DIRECTIVE
For the data below, work out how many lines contain the word "Hourly" and supply only that number.

>>>

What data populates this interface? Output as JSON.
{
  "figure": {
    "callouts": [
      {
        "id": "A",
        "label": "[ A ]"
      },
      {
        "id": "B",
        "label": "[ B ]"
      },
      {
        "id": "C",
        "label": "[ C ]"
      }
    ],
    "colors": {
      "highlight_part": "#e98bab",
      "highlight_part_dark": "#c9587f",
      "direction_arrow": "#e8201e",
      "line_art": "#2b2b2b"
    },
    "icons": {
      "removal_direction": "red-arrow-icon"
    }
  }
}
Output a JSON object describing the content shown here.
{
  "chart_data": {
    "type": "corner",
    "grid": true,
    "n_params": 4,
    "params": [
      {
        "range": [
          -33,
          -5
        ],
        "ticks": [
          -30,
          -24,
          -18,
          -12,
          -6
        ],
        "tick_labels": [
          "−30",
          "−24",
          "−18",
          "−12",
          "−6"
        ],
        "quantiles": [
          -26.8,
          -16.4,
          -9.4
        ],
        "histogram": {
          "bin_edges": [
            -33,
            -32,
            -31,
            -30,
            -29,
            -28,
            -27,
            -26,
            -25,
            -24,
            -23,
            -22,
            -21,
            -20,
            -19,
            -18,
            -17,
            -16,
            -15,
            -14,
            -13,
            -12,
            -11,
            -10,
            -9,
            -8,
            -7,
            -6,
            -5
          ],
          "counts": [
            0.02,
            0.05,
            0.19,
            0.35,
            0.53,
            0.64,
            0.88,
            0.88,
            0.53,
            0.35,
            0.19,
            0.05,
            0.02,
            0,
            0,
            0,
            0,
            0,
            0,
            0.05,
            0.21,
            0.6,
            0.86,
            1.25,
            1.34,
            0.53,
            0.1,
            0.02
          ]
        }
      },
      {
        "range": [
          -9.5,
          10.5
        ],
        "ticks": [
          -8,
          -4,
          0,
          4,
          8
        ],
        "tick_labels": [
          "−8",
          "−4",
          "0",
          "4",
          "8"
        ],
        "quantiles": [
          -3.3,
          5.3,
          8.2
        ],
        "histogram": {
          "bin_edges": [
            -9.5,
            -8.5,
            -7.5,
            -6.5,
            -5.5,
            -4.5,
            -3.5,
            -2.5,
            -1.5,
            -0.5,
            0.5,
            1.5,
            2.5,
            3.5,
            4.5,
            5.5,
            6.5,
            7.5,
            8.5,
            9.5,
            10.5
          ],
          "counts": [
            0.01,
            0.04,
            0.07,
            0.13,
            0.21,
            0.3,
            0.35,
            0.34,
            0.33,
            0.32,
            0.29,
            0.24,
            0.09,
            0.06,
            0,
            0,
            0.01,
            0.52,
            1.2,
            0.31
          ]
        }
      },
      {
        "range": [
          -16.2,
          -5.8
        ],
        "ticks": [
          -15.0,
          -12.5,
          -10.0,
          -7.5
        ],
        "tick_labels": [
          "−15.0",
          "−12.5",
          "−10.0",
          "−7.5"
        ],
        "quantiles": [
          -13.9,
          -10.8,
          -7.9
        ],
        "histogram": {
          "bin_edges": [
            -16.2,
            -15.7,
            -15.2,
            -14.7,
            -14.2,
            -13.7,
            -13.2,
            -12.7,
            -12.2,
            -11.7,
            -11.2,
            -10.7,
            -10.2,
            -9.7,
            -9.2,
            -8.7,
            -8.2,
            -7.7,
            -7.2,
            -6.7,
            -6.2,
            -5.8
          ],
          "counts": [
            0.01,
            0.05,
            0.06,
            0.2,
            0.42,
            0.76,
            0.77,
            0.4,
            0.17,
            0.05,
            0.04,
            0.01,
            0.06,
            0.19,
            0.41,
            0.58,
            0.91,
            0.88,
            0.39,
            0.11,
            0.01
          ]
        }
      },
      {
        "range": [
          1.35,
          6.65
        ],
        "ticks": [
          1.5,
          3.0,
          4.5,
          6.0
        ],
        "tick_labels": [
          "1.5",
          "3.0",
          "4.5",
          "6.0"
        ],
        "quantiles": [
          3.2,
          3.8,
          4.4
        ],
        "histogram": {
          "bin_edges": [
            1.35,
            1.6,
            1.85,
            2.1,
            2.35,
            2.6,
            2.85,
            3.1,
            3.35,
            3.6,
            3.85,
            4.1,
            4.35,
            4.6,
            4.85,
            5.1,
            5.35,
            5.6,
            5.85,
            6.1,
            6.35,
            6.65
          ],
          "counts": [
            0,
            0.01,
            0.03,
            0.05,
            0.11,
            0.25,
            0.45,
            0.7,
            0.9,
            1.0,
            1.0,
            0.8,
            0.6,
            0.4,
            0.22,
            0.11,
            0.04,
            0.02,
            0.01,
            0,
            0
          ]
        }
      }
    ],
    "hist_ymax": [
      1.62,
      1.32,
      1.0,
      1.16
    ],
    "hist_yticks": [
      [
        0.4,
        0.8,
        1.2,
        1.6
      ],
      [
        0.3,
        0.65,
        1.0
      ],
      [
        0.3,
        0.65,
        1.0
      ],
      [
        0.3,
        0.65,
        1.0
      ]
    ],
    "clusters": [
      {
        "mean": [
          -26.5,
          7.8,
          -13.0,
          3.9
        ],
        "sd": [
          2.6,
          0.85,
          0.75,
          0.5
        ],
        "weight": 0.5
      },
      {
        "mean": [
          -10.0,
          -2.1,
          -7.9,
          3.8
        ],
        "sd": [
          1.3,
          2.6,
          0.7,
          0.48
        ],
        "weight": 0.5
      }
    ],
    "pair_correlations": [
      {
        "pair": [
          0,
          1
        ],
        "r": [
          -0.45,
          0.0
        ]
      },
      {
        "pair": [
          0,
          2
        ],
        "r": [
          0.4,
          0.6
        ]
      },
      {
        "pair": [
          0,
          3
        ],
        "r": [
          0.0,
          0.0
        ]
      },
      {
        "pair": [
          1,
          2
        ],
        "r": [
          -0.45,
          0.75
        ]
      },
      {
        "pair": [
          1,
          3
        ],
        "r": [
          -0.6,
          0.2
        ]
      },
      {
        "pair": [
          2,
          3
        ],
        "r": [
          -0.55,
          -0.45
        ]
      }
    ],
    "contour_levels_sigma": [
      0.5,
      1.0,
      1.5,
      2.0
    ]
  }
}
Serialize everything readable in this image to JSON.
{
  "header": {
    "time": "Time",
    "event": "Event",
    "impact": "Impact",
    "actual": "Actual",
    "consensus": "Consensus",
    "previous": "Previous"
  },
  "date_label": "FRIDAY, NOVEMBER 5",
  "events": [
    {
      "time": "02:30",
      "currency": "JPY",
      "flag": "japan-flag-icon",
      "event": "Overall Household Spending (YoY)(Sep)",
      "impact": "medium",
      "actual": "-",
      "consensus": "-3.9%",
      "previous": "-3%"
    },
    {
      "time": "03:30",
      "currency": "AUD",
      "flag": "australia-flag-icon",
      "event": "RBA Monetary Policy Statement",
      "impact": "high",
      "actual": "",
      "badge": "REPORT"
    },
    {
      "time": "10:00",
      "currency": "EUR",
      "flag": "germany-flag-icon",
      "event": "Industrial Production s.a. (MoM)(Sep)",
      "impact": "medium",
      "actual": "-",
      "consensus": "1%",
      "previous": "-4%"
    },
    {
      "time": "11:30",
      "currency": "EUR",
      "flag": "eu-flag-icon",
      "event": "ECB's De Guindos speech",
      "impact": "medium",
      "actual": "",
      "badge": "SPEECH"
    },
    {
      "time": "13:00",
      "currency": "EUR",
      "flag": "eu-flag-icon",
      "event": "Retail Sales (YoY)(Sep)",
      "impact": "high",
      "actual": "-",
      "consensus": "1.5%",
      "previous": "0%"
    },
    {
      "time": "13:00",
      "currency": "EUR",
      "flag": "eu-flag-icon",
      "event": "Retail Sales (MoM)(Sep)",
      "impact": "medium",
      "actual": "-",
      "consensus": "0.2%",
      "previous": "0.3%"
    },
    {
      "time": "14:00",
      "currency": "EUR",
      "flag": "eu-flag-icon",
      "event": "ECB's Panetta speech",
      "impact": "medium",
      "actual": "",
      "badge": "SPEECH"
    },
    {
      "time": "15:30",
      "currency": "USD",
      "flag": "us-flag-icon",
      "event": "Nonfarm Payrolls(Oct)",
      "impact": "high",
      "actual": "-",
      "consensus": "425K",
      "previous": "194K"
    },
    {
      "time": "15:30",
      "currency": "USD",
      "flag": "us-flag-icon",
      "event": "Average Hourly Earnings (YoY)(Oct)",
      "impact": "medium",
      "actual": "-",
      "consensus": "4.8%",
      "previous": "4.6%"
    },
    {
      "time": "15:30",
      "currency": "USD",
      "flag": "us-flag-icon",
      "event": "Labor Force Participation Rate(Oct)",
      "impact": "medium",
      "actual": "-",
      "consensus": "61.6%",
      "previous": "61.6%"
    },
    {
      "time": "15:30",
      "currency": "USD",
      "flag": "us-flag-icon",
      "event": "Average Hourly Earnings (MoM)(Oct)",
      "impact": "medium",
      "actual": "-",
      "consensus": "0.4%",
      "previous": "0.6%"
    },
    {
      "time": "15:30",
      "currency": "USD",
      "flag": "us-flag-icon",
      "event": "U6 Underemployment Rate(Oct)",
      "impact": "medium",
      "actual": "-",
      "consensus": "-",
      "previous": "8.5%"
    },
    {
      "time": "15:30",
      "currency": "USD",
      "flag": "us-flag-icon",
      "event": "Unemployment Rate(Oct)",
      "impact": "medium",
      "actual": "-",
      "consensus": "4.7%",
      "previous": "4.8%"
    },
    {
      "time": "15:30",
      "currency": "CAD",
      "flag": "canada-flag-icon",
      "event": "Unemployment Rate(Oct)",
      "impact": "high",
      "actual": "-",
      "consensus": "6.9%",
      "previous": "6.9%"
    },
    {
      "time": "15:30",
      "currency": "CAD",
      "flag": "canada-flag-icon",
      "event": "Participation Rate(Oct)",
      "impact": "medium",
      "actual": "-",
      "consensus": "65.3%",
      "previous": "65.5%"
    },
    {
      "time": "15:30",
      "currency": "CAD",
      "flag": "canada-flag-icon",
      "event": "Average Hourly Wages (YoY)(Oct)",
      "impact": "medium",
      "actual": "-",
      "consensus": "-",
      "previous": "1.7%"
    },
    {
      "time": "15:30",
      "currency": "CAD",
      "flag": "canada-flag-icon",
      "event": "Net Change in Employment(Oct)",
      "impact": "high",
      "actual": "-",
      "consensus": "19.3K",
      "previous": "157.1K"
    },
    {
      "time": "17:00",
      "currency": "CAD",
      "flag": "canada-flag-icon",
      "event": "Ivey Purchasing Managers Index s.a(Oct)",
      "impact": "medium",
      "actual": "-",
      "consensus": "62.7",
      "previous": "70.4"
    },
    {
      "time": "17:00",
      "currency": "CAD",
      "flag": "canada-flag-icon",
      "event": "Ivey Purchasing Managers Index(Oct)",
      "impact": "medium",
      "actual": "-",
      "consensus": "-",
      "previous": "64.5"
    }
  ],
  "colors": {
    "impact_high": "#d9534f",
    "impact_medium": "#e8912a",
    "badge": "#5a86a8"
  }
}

<<<

ANSWER IN FULL
3